> _REQUEST_:
The records below hold pictures; please leave those out and retype the rest exactly.

> _DATASET EXTRACT_:
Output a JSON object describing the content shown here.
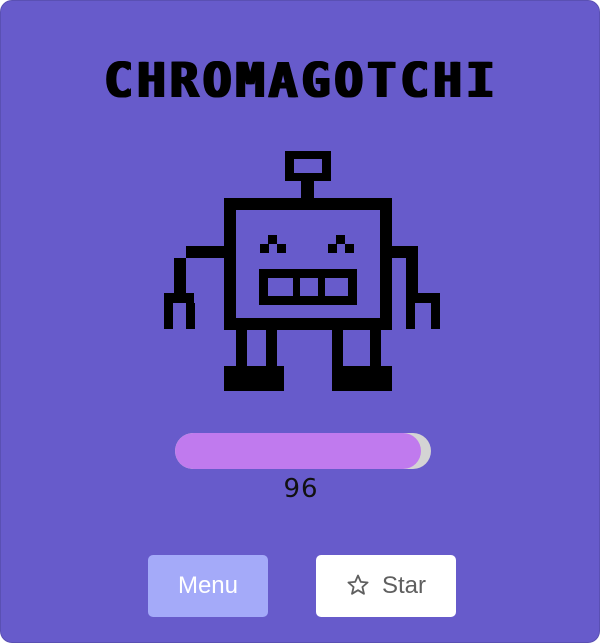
{
  "app": {
    "title": "CHROMAGOTCHI"
  },
  "pet": {
    "icon": "pixel-robot-icon",
    "level": 96,
    "level_max": 100,
    "level_label": "96"
  },
  "buttons": {
    "menu_label": "Menu",
    "star_label": "Star",
    "star_icon": "star-outline-icon"
  },
  "colors": {
    "background": "#675BCB",
    "progress_fill": "#C07AEE",
    "progress_track": "#D4D4D4",
    "menu_button": "#A4AAF9",
    "star_button": "#FFFFFF"
  }
}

> _RESPONSE BELOW_:
Output a JSON object describing the content shown here.
{
  "app": {
    "title": "CHROMAGOTCHI"
  },
  "pet": {
    "icon": "pixel-robot-icon",
    "level": 96,
    "level_max": 100,
    "level_label": "96"
  },
  "buttons": {
    "menu_label": "Menu",
    "star_label": "Star",
    "star_icon": "star-outline-icon"
  },
  "colors": {
    "background": "#675BCB",
    "progress_fill": "#C07AEE",
    "progress_track": "#D4D4D4",
    "menu_button": "#A4AAF9",
    "star_button": "#FFFFFF"
  }
}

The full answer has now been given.